(Saved entries)
Begin

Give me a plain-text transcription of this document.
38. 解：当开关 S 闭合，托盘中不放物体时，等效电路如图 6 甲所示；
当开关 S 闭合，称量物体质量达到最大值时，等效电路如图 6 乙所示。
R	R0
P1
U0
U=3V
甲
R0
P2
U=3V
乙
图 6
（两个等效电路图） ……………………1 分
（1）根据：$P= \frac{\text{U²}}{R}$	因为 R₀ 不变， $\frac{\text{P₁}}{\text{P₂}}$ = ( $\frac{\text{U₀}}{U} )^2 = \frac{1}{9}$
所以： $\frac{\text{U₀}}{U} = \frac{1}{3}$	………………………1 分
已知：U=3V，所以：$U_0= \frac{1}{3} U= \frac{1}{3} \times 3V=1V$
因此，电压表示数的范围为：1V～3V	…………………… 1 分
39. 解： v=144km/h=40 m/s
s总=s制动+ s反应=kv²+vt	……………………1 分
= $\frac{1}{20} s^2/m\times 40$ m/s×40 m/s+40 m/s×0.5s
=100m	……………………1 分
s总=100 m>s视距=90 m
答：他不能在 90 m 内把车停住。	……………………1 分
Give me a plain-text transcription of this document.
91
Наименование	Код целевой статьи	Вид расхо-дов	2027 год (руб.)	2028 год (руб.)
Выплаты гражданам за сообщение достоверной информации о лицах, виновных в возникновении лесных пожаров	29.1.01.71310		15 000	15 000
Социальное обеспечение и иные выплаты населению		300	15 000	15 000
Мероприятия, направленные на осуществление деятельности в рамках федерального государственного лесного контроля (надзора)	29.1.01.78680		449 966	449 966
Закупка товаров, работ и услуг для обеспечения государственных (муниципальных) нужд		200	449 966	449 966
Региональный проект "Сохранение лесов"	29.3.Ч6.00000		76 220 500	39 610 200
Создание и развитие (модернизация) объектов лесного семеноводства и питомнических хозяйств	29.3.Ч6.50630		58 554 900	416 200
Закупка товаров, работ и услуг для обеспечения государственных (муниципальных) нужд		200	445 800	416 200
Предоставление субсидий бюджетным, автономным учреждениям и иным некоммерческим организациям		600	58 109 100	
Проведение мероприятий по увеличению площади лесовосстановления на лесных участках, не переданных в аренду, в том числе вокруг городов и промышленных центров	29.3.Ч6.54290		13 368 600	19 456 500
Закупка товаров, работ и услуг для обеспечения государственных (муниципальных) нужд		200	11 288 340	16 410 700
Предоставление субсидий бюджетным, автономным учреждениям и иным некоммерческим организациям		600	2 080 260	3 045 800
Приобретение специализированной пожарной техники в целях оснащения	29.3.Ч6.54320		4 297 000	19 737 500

End

**Exercise details:**
Print every entry exactly as written.

**Solution to this exercise:**
Give me a plain-text transcription of this document.
38. 解：当开关 S 闭合，托盘中不放物体时，等效电路如图 6 甲所示；
当开关 S 闭合，称量物体质量达到最大值时，等效电路如图 6 乙所示。
R	R0
P1
U0
U=3V
甲
R0
P2
U=3V
乙
图 6
（两个等效电路图） ……………………1 分
（1）根据：$P= \frac{\text{U²}}{R}$	因为 R₀ 不变， $\frac{\text{P₁}}{\text{P₂}}$ = ( $\frac{\text{U₀}}{U} )^2 = \frac{1}{9}$
所以： $\frac{\text{U₀}}{U} = \frac{1}{3}$	………………………1 分
已知：U=3V，所以：$U_0= \frac{1}{3} U= \frac{1}{3} \times 3V=1V$
因此，电压表示数的范围为：1V～3V	…………………… 1 分
39. 解： v=144km/h=40 m/s
s总=s制动+ s反应=kv²+vt	……………………1 分
= $\frac{1}{20} s^2/m\times 40$ m/s×40 m/s+40 m/s×0.5s
=100m	……………………1 分
s总=100 m>s视距=90 m
答：他不能在 90 m 内把车停住。	……………………1 分
Give me a plain-text transcription of this document.
91
Наименование	Код целевой статьи	Вид расхо-дов	2027 год (руб.)	2028 год (руб.)
Выплаты гражданам за сообщение достоверной информации о лицах, виновных в возникновении лесных пожаров	29.1.01.71310		15 000	15 000
Социальное обеспечение и иные выплаты населению		300	15 000	15 000
Мероприятия, направленные на осуществление деятельности в рамках федерального государственного лесного контроля (надзора)	29.1.01.78680		449 966	449 966
Закупка товаров, работ и услуг для обеспечения государственных (муниципальных) нужд		200	449 966	449 966
Региональный проект "Сохранение лесов"	29.3.Ч6.00000		76 220 500	39 610 200
Создание и развитие (модернизация) объектов лесного семеноводства и питомнических хозяйств	29.3.Ч6.50630		58 554 900	416 200
Закупка товаров, работ и услуг для обеспечения государственных (муниципальных) нужд		200	445 800	416 200
Предоставление субсидий бюджетным, автономным учреждениям и иным некоммерческим организациям		600	58 109 100	
Проведение мероприятий по увеличению площади лесовосстановления на лесных участках, не переданных в аренду, в том числе вокруг городов и промышленных центров	29.3.Ч6.54290		13 368 600	19 456 500
Закупка товаров, работ и услуг для обеспечения государственных (муниципальных) нужд		200	11 288 340	16 410 700
Предоставление субсидий бюджетным, автономным учреждениям и иным некоммерческим организациям		600	2 080 260	3 045 800
Приобретение специализированной пожарной техники в целях оснащения	29.3.Ч6.54320		4 297 000	19 737 500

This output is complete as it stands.